§ Written instruction: Reproduce the data in its entirety, exactly as supplied.

>> Begin

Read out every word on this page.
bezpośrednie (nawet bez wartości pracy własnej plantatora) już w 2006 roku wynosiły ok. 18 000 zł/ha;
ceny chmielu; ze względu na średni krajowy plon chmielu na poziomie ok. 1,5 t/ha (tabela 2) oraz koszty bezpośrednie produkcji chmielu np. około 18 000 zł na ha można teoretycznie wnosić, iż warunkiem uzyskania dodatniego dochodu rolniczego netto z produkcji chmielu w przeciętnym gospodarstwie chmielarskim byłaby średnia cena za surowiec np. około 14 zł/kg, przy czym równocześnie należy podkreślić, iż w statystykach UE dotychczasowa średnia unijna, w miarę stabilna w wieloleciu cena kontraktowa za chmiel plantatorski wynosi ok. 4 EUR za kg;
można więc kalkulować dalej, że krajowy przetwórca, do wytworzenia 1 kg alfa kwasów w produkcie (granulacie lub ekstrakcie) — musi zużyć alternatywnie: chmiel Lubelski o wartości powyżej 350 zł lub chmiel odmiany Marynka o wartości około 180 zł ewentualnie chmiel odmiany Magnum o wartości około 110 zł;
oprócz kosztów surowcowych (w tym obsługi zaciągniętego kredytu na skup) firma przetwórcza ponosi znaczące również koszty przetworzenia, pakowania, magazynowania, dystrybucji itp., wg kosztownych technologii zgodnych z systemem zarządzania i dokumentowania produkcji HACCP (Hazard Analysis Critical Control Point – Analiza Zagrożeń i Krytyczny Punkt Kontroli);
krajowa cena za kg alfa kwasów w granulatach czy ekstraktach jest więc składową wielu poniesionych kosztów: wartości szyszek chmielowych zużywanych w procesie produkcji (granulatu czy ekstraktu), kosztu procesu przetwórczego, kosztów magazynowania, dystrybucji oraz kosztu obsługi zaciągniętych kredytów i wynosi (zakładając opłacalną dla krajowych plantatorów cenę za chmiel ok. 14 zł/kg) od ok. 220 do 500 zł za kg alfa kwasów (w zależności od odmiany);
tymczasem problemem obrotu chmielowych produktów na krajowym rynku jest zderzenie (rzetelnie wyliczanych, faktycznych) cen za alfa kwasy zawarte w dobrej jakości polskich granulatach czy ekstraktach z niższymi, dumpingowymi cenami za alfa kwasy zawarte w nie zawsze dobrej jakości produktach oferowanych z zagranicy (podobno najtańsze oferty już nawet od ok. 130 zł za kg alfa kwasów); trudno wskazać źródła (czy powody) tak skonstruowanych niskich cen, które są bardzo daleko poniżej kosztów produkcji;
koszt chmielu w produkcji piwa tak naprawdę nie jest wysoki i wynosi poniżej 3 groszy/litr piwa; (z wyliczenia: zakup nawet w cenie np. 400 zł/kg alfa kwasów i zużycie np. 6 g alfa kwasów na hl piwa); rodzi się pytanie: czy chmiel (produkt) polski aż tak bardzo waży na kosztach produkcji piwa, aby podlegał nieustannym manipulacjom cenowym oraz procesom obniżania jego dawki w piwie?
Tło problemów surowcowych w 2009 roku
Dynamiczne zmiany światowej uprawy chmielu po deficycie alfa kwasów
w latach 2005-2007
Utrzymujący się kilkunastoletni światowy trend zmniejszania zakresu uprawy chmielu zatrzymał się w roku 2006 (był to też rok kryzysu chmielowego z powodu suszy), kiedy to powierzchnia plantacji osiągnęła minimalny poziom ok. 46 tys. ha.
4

>> End

§ Exercise output:
Read out every word on this page.
bezpośrednie (nawet bez wartości pracy własnej plantatora) już w 2006 roku wynosiły ok. 18 000 zł/ha;
ceny chmielu; ze względu na średni krajowy plon chmielu na poziomie ok. 1,5 t/ha (tabela 2) oraz koszty bezpośrednie produkcji chmielu np. około 18 000 zł na ha można teoretycznie wnosić, iż warunkiem uzyskania dodatniego dochodu rolniczego netto z produkcji chmielu w przeciętnym gospodarstwie chmielarskim byłaby średnia cena za surowiec np. około 14 zł/kg, przy czym równocześnie należy podkreślić, iż w statystykach UE dotychczasowa średnia unijna, w miarę stabilna w wieloleciu cena kontraktowa za chmiel plantatorski wynosi ok. 4 EUR za kg;
można więc kalkulować dalej, że krajowy przetwórca, do wytworzenia 1 kg alfa kwasów w produkcie (granulacie lub ekstrakcie) — musi zużyć alternatywnie: chmiel Lubelski o wartości powyżej 350 zł lub chmiel odmiany Marynka o wartości około 180 zł ewentualnie chmiel odmiany Magnum o wartości około 110 zł;
oprócz kosztów surowcowych (w tym obsługi zaciągniętego kredytu na skup) firma przetwórcza ponosi znaczące również koszty przetworzenia, pakowania, magazynowania, dystrybucji itp., wg kosztownych technologii zgodnych z systemem zarządzania i dokumentowania produkcji HACCP (Hazard Analysis Critical Control Point – Analiza Zagrożeń i Krytyczny Punkt Kontroli);
krajowa cena za kg alfa kwasów w granulatach czy ekstraktach jest więc składową wielu poniesionych kosztów: wartości szyszek chmielowych zużywanych w procesie produkcji (granulatu czy ekstraktu), kosztu procesu przetwórczego, kosztów magazynowania, dystrybucji oraz kosztu obsługi zaciągniętych kredytów i wynosi (zakładając opłacalną dla krajowych plantatorów cenę za chmiel ok. 14 zł/kg) od ok. 220 do 500 zł za kg alfa kwasów (w zależności od odmiany);
tymczasem problemem obrotu chmielowych produktów na krajowym rynku jest zderzenie (rzetelnie wyliczanych, faktycznych) cen za alfa kwasy zawarte w dobrej jakości polskich granulatach czy ekstraktach z niższymi, dumpingowymi cenami za alfa kwasy zawarte w nie zawsze dobrej jakości produktach oferowanych z zagranicy (podobno najtańsze oferty już nawet od ok. 130 zł za kg alfa kwasów); trudno wskazać źródła (czy powody) tak skonstruowanych niskich cen, które są bardzo daleko poniżej kosztów produkcji;
koszt chmielu w produkcji piwa tak naprawdę nie jest wysoki i wynosi poniżej 3 groszy/litr piwa; (z wyliczenia: zakup nawet w cenie np. 400 zł/kg alfa kwasów i zużycie np. 6 g alfa kwasów na hl piwa); rodzi się pytanie: czy chmiel (produkt) polski aż tak bardzo waży na kosztach produkcji piwa, aby podlegał nieustannym manipulacjom cenowym oraz procesom obniżania jego dawki w piwie?
Tło problemów surowcowych w 2009 roku
Dynamiczne zmiany światowej uprawy chmielu po deficycie alfa kwasów
w latach 2005-2007
Utrzymujący się kilkunastoletni światowy trend zmniejszania zakresu uprawy chmielu zatrzymał się w roku 2006 (był to też rok kryzysu chmielowego z powodu suszy), kiedy to powierzchnia plantacji osiągnęła minimalny poziom ok. 46 tys. ha.
4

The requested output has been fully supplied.